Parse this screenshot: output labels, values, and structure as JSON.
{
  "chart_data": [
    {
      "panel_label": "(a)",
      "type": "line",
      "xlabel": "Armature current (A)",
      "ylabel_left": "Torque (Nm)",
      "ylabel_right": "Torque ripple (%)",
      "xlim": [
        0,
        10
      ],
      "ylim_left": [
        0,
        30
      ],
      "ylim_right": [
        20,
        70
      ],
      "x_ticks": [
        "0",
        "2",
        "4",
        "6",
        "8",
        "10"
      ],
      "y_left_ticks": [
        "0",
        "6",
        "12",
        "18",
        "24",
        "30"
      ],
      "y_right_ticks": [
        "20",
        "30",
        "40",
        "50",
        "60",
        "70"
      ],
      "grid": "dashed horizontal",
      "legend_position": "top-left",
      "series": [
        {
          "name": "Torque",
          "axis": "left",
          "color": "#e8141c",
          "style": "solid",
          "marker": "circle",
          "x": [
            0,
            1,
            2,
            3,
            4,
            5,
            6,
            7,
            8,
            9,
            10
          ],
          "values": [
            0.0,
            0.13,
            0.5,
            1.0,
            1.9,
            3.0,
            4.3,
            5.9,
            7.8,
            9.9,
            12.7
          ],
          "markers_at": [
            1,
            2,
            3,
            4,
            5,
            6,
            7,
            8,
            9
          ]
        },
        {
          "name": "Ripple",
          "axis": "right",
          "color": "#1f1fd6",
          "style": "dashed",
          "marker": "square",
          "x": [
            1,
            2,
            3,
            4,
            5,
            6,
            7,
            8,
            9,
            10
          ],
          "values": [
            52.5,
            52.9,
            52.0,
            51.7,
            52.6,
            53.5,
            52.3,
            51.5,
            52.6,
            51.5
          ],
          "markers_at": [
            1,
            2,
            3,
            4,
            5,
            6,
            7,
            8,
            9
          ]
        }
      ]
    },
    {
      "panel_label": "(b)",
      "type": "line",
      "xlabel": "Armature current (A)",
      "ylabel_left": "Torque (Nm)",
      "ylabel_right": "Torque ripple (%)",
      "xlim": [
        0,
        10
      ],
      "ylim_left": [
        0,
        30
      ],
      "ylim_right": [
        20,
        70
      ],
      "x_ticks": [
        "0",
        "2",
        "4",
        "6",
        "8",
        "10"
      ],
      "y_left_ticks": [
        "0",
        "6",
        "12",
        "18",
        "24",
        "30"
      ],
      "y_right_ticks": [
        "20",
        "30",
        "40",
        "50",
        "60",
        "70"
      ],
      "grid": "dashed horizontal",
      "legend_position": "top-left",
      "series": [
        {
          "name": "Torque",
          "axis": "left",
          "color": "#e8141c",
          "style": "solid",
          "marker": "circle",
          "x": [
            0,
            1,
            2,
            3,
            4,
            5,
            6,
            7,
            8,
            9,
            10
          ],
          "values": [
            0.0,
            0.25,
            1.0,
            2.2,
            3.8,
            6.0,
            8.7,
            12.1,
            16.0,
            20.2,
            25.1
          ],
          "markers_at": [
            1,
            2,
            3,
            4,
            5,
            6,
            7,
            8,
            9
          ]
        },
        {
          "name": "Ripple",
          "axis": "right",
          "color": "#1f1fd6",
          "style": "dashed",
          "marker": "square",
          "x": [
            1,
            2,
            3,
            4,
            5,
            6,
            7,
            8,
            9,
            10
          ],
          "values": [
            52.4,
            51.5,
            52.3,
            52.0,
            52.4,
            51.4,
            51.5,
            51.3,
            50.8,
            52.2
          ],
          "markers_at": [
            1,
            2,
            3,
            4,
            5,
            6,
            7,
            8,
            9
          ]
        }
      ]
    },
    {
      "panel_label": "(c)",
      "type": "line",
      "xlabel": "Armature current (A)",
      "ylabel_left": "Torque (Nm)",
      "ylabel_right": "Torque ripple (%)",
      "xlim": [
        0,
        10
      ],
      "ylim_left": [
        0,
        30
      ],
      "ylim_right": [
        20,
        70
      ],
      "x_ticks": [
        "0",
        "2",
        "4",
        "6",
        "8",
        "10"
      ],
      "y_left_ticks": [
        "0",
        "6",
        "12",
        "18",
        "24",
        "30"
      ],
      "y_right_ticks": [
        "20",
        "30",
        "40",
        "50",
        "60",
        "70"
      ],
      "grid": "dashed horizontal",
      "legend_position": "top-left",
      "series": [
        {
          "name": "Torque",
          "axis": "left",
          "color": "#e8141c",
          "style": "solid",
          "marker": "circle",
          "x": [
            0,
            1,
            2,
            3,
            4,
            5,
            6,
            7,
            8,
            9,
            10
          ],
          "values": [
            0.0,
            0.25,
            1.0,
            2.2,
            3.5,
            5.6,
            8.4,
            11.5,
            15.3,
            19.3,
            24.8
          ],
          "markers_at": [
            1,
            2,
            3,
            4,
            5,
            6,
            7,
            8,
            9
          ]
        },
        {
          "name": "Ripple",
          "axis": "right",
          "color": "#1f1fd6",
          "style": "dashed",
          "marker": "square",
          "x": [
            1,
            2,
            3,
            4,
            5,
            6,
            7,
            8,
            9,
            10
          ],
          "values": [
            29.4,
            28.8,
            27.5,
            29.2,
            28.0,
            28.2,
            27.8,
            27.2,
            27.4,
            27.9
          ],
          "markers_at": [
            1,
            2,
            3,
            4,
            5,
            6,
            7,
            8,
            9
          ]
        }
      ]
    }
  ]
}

▬▬▬▬▬▬

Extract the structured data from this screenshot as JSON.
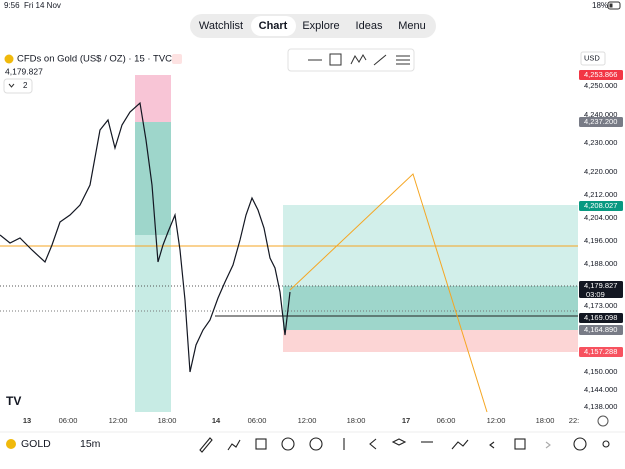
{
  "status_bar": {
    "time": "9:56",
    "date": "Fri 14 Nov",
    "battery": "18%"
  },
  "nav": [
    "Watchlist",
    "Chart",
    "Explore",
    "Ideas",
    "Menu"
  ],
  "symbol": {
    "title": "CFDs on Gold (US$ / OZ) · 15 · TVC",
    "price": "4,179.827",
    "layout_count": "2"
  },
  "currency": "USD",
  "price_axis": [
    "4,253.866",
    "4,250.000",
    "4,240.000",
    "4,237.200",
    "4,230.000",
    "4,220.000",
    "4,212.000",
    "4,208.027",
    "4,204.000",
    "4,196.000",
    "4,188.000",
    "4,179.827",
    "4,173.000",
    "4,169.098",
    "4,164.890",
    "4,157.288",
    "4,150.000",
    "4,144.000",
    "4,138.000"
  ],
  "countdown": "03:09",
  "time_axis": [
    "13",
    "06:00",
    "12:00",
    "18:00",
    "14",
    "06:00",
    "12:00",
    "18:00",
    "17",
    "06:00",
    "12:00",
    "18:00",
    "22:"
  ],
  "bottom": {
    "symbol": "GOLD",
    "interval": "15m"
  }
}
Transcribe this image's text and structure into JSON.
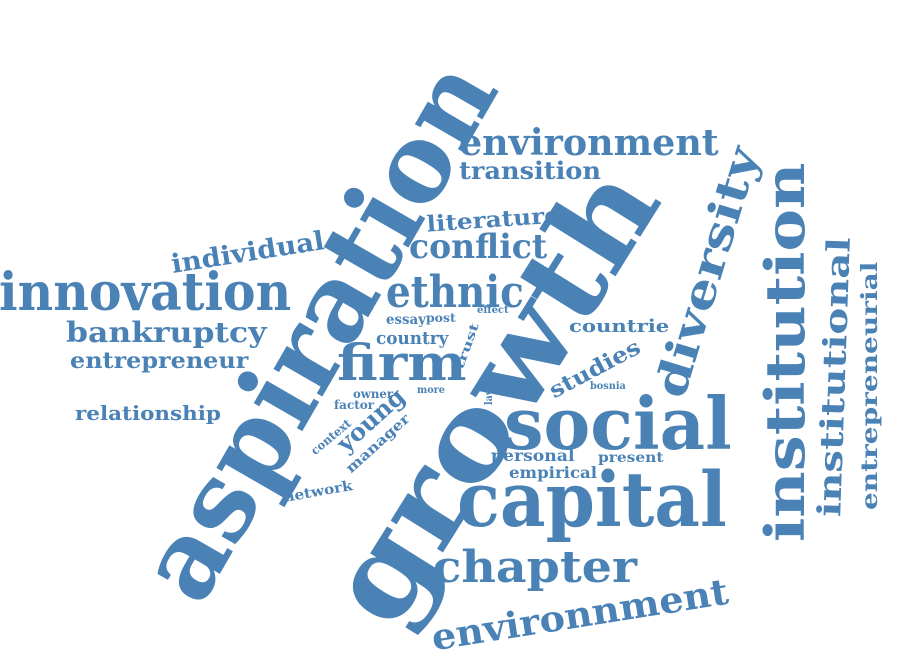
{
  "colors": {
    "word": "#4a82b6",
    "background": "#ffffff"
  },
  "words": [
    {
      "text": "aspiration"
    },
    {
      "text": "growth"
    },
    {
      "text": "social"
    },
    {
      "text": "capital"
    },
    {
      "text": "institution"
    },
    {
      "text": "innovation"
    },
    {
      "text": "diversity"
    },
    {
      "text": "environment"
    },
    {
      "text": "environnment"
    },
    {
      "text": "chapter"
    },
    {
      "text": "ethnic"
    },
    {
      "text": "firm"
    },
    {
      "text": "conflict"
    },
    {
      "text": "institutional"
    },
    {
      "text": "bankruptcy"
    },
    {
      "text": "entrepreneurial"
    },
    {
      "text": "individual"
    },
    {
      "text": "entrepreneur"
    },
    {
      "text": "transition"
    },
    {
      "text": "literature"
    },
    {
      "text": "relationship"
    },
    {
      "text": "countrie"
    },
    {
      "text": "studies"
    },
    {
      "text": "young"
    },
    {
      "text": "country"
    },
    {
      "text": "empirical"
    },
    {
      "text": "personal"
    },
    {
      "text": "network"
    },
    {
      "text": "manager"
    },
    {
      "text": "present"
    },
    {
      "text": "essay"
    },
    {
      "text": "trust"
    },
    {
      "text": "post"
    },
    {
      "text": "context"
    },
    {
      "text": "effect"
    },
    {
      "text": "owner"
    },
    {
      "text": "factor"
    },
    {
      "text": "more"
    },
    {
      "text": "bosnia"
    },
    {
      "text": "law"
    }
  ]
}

▬▬▬▬▬▬

Filter the records, keeping only lines that contain "this", and show those lines.

Parse this screenshot: output labels, values, and structure as JSON.
Extract the structured data from this screenshot as JSON.
Transcribe this image's text and structure into JSON.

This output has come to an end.